Source records>

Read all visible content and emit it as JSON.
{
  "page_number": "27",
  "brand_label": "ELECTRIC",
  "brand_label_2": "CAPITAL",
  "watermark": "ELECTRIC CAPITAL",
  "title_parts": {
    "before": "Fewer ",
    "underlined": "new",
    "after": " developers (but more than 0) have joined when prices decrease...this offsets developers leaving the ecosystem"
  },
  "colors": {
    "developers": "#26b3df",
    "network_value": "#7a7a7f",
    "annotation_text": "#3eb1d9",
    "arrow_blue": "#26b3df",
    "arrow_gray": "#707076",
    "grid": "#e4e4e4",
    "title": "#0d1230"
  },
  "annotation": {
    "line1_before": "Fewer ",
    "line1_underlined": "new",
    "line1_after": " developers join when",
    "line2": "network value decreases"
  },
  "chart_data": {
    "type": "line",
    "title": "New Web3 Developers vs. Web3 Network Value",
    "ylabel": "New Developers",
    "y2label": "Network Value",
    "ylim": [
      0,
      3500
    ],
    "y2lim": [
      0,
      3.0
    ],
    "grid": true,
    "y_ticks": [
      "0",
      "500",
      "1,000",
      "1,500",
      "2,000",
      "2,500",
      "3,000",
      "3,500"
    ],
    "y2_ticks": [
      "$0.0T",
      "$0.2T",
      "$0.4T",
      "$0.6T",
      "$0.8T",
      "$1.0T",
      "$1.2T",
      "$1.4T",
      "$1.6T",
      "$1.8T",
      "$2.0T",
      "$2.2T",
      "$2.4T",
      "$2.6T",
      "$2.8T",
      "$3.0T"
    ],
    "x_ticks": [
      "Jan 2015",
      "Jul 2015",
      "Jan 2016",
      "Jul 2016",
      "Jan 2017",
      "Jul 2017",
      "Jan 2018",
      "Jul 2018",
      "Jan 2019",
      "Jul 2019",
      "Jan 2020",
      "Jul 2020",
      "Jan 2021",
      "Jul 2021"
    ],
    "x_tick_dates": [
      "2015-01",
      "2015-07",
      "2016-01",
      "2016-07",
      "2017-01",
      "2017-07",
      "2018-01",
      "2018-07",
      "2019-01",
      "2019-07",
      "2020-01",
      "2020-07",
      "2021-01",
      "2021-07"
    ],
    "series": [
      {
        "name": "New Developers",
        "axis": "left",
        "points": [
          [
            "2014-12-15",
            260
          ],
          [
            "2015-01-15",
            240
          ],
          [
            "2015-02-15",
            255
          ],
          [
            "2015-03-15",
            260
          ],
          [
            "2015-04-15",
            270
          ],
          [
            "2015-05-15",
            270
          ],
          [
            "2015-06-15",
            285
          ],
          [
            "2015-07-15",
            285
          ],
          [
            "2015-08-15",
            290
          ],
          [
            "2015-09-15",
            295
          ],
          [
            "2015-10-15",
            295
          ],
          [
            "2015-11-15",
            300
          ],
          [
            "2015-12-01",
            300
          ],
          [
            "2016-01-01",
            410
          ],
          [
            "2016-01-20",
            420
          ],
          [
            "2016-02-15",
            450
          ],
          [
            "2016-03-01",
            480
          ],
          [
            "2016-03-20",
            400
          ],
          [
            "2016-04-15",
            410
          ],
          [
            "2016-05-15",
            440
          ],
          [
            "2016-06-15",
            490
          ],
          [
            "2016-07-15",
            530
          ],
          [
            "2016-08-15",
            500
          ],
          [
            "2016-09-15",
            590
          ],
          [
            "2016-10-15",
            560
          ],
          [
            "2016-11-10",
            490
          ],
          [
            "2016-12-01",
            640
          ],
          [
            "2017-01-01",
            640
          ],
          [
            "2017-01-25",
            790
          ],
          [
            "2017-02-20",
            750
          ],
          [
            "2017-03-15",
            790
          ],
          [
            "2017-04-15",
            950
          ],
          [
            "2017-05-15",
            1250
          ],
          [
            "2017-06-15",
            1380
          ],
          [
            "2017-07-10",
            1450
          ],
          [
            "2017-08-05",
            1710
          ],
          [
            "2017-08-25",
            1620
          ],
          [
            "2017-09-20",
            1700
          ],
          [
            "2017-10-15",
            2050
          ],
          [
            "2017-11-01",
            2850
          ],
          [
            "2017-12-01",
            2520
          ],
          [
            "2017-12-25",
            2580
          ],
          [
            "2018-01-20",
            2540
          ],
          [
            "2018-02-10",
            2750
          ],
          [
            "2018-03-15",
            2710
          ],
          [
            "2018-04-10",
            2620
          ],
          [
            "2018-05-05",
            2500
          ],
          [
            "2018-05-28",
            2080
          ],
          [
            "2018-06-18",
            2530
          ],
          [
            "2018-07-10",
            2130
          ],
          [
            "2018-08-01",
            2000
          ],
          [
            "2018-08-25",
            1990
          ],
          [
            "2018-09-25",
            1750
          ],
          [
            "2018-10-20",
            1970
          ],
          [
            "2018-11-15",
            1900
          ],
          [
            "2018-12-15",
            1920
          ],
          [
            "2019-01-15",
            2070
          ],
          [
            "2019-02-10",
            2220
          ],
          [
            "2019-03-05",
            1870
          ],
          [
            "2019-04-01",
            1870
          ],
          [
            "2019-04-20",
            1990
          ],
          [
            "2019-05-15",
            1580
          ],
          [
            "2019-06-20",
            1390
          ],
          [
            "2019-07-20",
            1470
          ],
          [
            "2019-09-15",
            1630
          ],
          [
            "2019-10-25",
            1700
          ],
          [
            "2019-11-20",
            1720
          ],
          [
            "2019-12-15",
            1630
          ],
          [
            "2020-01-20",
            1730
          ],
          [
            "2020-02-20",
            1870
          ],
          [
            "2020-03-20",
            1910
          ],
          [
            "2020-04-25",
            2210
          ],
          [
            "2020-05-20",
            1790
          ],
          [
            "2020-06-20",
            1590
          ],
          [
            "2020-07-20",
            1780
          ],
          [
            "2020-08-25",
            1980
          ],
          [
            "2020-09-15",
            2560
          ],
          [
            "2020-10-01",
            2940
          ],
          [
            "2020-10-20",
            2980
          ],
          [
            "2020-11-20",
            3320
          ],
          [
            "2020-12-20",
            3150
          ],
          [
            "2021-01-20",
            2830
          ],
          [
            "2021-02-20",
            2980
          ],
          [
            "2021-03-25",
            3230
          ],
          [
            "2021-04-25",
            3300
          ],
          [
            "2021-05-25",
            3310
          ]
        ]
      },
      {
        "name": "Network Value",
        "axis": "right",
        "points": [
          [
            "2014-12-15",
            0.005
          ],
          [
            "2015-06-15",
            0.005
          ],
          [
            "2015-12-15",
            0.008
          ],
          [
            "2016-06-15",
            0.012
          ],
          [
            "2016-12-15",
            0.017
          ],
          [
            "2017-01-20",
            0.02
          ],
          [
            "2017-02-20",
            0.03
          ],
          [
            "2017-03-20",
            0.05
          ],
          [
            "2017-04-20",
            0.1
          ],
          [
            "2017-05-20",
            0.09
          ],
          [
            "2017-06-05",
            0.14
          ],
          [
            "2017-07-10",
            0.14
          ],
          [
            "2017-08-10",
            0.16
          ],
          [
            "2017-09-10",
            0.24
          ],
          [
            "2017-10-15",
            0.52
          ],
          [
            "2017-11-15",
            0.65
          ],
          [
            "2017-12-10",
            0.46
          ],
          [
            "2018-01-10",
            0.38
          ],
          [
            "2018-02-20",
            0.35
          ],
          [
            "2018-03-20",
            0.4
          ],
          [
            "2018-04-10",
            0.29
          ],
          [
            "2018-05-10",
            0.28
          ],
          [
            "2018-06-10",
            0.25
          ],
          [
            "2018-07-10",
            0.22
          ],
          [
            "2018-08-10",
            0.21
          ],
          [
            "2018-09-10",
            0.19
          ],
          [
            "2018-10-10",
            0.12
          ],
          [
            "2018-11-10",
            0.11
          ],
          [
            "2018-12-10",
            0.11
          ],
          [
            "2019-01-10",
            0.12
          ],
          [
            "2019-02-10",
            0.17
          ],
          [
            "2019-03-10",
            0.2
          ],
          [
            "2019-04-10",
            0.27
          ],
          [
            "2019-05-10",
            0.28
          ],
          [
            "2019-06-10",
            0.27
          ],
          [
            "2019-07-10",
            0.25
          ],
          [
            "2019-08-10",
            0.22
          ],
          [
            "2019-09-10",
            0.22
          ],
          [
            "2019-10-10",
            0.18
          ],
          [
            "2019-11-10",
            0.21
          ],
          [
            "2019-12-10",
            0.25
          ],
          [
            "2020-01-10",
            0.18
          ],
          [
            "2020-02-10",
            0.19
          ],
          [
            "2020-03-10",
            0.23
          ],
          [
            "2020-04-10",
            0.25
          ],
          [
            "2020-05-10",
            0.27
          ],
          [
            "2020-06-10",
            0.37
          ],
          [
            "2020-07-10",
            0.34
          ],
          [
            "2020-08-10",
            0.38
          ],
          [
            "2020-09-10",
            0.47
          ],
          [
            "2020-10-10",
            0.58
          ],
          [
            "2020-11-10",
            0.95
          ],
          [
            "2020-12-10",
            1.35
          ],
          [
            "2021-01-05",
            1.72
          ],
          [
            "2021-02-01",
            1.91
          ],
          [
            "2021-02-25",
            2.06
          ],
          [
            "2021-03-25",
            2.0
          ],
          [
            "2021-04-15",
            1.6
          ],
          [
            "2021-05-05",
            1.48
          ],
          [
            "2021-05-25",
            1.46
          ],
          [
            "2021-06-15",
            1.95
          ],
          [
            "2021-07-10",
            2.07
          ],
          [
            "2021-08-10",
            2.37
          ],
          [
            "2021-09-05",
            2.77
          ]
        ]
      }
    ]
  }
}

Work instructions> Collect each line of the entries that has the word "CAPITAL", copying it in full.

Solution for this problem>
  "brand_label_2": "CAPITAL",
  "watermark": "ELECTRIC CAPITAL",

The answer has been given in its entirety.